begin SOURCE MATERIAL

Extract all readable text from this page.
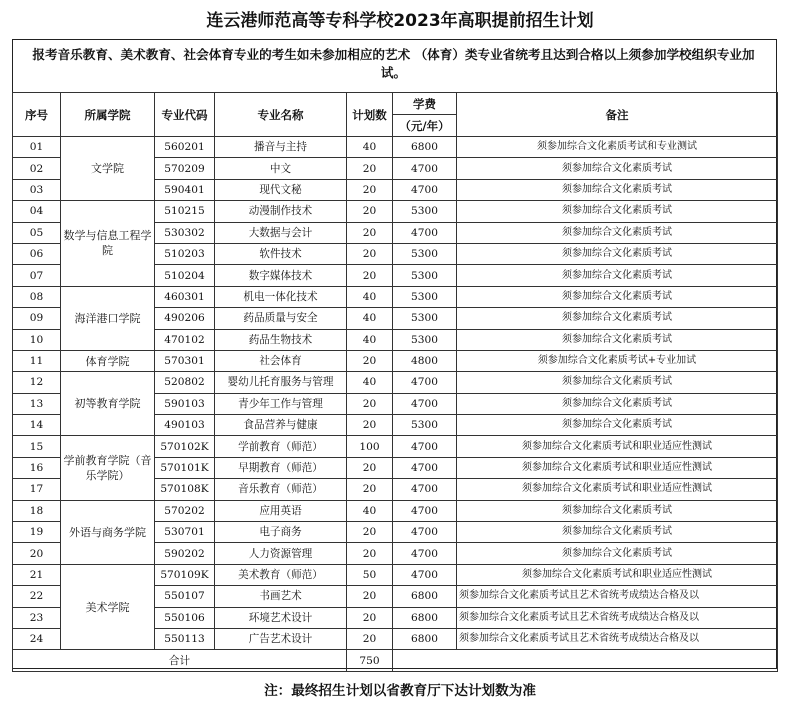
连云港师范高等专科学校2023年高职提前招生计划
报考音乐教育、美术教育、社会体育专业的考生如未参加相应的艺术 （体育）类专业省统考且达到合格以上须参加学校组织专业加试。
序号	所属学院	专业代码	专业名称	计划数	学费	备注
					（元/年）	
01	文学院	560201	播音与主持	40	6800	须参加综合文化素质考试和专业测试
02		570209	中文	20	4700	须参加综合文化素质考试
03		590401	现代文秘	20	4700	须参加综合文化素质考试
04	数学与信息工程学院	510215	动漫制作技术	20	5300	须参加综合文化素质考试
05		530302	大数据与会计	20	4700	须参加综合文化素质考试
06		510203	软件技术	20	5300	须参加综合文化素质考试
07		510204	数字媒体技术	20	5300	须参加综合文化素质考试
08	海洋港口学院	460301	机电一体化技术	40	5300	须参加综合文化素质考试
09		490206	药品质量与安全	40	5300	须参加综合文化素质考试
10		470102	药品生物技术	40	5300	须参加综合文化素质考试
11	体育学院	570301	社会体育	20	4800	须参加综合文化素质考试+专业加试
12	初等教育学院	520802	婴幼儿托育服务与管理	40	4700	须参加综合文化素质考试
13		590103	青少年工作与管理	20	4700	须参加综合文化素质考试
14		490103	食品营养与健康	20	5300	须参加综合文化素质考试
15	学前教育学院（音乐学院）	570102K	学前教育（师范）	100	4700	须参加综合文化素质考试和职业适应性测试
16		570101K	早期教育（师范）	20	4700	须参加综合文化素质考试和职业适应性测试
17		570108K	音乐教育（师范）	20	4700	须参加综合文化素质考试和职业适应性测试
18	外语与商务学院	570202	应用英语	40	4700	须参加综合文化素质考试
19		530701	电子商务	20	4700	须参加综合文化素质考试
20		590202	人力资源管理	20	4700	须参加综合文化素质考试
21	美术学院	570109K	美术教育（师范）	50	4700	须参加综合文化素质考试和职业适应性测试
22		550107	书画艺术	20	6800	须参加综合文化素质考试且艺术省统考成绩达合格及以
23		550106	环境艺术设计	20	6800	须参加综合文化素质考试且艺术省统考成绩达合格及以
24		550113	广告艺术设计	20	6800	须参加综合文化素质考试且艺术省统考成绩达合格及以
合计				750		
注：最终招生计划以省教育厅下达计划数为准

end SOURCE MATERIAL
begin SOURCE MATERIAL

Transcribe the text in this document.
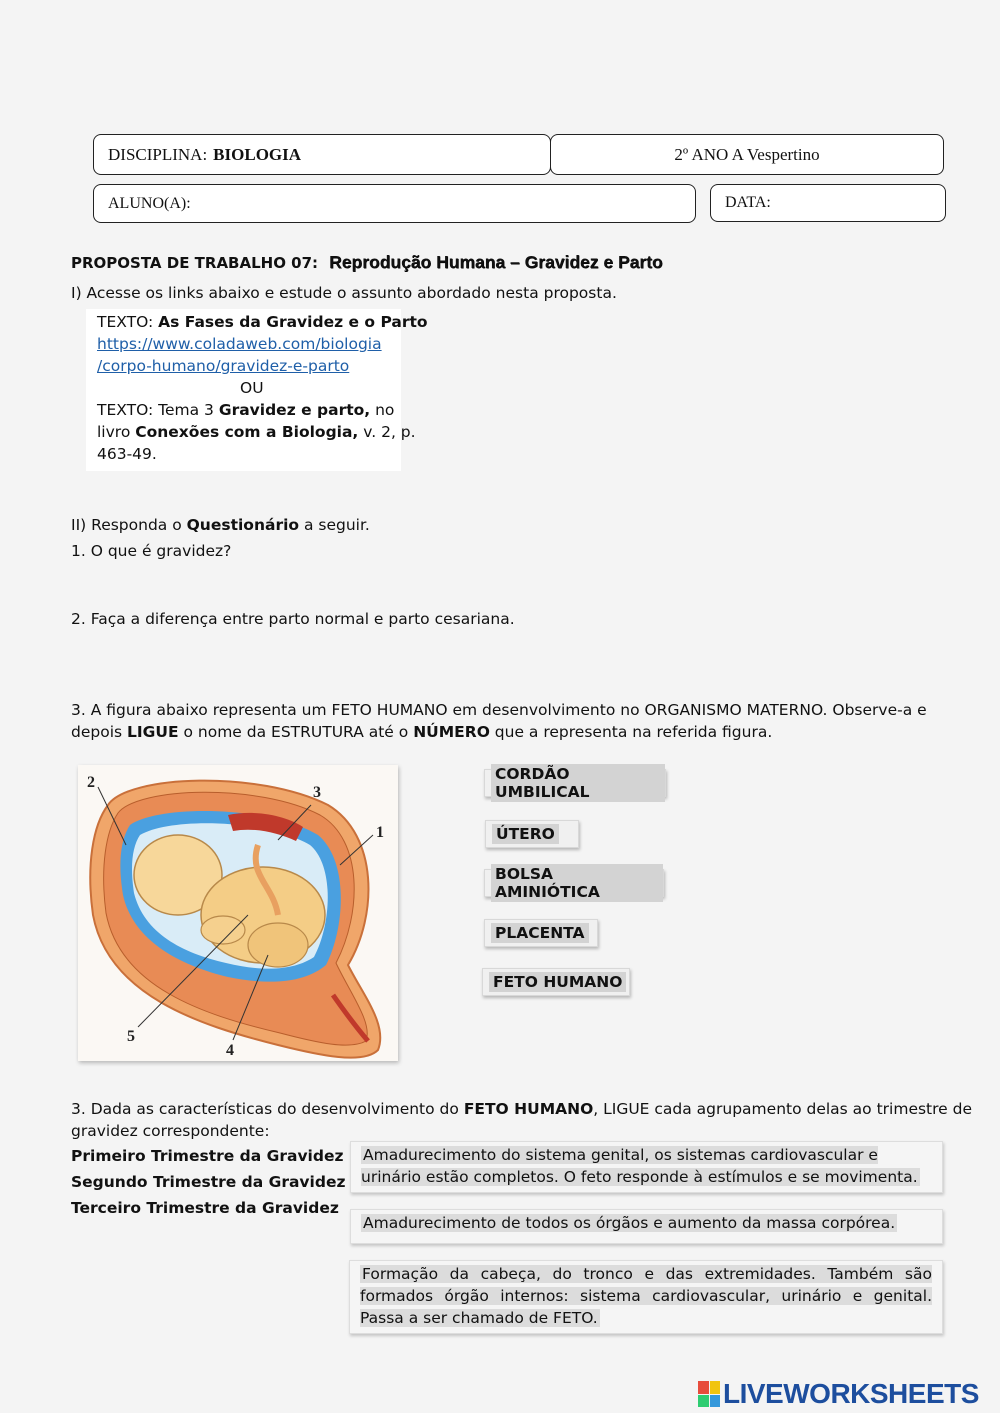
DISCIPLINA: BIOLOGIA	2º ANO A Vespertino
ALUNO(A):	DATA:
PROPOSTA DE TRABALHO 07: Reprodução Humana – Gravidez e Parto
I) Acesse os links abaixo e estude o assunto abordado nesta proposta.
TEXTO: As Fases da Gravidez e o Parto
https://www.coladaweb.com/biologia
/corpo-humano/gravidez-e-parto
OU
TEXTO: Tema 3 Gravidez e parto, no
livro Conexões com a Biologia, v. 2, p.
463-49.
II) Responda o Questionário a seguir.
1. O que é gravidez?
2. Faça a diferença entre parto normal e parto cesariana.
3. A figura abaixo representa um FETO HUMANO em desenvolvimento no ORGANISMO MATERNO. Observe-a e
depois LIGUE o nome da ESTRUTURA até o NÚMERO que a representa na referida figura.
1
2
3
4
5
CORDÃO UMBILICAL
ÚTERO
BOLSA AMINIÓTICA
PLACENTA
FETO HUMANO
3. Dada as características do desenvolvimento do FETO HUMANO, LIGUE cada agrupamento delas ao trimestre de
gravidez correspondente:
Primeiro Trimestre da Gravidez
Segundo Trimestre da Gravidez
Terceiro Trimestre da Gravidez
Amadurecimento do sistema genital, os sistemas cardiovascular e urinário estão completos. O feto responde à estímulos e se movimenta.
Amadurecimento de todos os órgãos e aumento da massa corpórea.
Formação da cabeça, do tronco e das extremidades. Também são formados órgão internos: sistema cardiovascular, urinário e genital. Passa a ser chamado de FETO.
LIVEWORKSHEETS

end SOURCE MATERIAL

STATED GOAL — Scan the records above and report how many lines include the word "LIGUE", without any other text.

COMPLETE OUTPUT — 2